# Given data
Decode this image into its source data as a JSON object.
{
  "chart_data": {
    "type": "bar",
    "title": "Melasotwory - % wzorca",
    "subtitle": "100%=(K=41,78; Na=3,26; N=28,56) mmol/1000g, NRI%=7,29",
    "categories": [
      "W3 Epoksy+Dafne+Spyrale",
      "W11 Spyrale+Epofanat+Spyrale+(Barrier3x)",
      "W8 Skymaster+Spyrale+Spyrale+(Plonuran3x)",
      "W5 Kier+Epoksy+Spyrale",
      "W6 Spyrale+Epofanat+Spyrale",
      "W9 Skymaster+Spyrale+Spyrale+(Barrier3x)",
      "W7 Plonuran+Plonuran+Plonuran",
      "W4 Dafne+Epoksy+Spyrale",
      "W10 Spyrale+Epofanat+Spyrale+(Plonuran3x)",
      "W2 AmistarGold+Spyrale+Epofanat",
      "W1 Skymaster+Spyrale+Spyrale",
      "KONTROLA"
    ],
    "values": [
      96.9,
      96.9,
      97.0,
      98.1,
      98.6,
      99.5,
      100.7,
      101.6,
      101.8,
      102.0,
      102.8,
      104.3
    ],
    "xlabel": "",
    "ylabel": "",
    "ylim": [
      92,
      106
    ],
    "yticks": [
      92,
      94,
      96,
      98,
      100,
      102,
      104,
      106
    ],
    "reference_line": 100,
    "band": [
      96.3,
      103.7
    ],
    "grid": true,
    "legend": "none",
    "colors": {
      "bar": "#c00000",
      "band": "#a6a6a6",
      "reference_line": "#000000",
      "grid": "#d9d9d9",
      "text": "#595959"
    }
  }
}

# Written task
Reproduce the data shown above exactly.

# Answer for the task
Decode this image into its source data as a JSON object.
{
  "chart_data": {
    "type": "bar",
    "title": "Melasotwory - % wzorca",
    "subtitle": "100%=(K=41,78; Na=3,26; N=28,56) mmol/1000g, NRI%=7,29",
    "categories": [
      "W3 Epoksy+Dafne+Spyrale",
      "W11 Spyrale+Epofanat+Spyrale+(Barrier3x)",
      "W8 Skymaster+Spyrale+Spyrale+(Plonuran3x)",
      "W5 Kier+Epoksy+Spyrale",
      "W6 Spyrale+Epofanat+Spyrale",
      "W9 Skymaster+Spyrale+Spyrale+(Barrier3x)",
      "W7 Plonuran+Plonuran+Plonuran",
      "W4 Dafne+Epoksy+Spyrale",
      "W10 Spyrale+Epofanat+Spyrale+(Plonuran3x)",
      "W2 AmistarGold+Spyrale+Epofanat",
      "W1 Skymaster+Spyrale+Spyrale",
      "KONTROLA"
    ],
    "values": [
      96.9,
      96.9,
      97.0,
      98.1,
      98.6,
      99.5,
      100.7,
      101.6,
      101.8,
      102.0,
      102.8,
      104.3
    ],
    "xlabel": "",
    "ylabel": "",
    "ylim": [
      92,
      106
    ],
    "yticks": [
      92,
      94,
      96,
      98,
      100,
      102,
      104,
      106
    ],
    "reference_line": 100,
    "band": [
      96.3,
      103.7
    ],
    "grid": true,
    "legend": "none",
    "colors": {
      "bar": "#c00000",
      "band": "#a6a6a6",
      "reference_line": "#000000",
      "grid": "#d9d9d9",
      "text": "#595959"
    }
  }
}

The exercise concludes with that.